What the exercise asks.
Which lines in the listing below contain the string "relay"? Copy out each of those lines in full.
[Start]
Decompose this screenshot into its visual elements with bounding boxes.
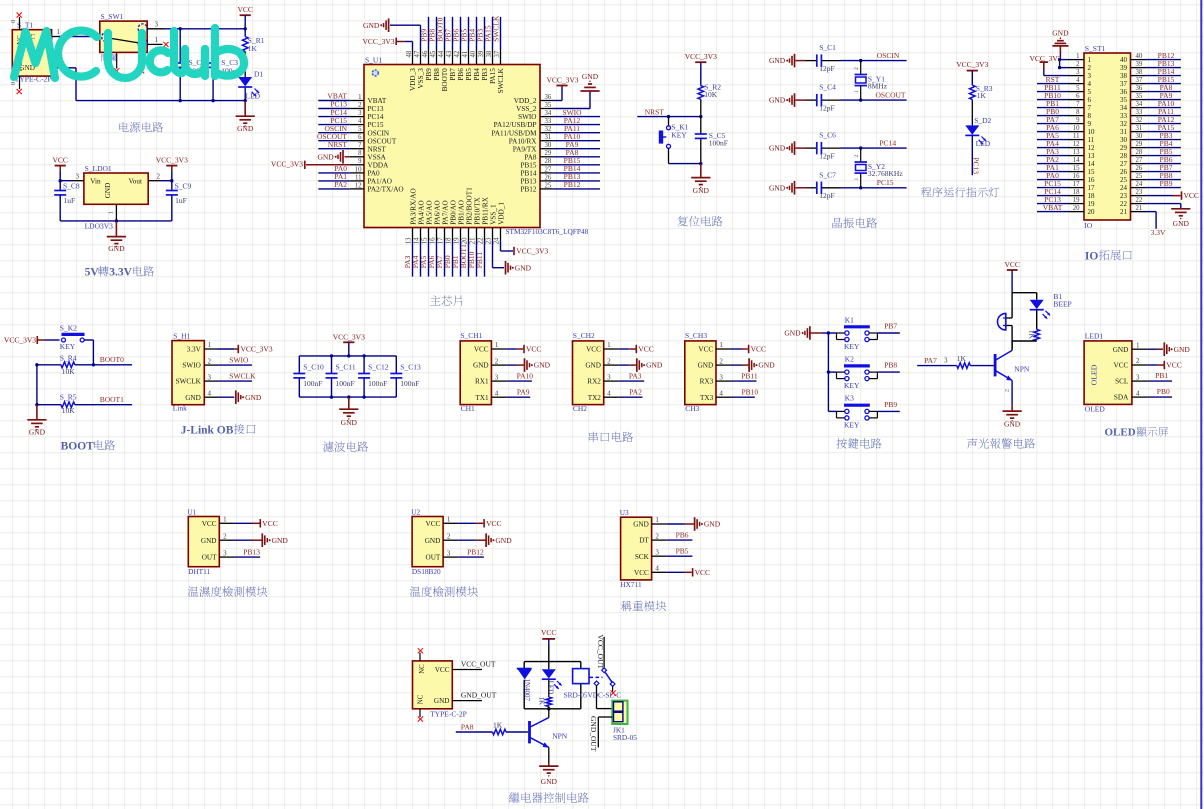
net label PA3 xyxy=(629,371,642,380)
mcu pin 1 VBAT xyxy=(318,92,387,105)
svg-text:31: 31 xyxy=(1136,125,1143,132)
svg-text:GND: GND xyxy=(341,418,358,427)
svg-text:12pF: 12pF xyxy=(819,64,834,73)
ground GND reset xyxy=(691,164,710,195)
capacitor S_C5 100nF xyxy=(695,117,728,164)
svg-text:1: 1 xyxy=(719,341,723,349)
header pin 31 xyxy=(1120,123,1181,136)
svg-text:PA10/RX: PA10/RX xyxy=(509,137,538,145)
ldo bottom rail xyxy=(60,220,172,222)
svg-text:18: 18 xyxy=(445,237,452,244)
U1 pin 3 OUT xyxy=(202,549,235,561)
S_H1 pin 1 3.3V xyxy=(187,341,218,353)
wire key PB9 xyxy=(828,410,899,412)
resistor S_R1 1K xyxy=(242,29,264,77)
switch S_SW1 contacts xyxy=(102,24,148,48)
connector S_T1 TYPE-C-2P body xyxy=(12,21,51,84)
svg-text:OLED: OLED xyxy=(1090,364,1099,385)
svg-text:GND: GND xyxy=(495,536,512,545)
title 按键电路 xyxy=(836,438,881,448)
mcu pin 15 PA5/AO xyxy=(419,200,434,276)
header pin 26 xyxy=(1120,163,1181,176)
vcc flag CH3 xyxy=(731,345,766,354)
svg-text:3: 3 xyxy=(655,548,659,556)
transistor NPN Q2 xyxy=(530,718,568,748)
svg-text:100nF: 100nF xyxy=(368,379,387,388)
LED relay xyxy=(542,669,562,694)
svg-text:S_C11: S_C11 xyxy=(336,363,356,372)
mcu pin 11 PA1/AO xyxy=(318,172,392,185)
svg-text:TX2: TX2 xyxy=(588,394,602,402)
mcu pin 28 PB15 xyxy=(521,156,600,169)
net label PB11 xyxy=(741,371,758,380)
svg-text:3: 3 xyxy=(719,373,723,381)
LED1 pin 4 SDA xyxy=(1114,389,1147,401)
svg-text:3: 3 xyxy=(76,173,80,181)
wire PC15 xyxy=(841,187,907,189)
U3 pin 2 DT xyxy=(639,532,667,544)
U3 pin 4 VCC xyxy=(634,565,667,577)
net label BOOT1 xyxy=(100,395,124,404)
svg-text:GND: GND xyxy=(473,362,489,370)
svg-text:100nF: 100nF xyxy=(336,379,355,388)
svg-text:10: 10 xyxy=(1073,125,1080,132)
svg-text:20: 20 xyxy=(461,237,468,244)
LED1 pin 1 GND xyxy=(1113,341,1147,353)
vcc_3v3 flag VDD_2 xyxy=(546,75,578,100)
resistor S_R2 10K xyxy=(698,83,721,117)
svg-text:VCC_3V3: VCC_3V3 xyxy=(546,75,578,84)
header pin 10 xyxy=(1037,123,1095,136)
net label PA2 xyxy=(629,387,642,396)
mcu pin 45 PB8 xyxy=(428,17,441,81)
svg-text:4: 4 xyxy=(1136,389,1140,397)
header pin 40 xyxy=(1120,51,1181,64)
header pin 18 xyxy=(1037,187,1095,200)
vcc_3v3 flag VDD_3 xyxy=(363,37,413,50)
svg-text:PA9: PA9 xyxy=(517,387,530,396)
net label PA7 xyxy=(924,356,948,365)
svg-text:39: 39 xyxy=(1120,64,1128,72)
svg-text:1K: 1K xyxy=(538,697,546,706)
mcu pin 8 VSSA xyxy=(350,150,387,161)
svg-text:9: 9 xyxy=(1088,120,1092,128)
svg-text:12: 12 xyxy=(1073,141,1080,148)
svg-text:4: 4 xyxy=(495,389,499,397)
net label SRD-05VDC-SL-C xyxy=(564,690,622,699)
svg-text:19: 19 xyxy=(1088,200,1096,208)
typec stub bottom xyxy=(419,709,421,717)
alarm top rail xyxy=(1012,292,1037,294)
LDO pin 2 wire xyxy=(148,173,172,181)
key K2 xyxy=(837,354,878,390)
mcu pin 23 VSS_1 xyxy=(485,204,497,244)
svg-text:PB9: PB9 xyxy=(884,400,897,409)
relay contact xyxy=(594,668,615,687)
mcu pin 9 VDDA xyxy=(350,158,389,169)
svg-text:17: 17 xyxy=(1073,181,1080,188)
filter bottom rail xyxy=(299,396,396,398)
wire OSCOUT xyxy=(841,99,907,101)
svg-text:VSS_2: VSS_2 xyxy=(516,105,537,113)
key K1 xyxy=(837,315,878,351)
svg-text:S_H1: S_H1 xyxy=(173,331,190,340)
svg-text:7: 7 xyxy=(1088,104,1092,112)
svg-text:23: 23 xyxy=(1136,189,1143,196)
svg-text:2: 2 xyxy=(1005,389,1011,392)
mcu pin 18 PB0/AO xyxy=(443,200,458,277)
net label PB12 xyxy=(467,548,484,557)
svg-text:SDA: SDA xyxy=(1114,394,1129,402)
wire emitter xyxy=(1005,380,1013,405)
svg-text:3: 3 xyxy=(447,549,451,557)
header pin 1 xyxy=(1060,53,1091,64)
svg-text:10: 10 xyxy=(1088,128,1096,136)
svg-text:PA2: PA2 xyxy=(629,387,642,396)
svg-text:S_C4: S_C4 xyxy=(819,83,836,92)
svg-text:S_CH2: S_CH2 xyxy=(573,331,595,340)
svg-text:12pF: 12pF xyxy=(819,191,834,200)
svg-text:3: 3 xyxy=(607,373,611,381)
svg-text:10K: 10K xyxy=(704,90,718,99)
[End]
The answer.
LED relay xyxy=(542,669,562,694)
relay contact xyxy=(594,668,615,687)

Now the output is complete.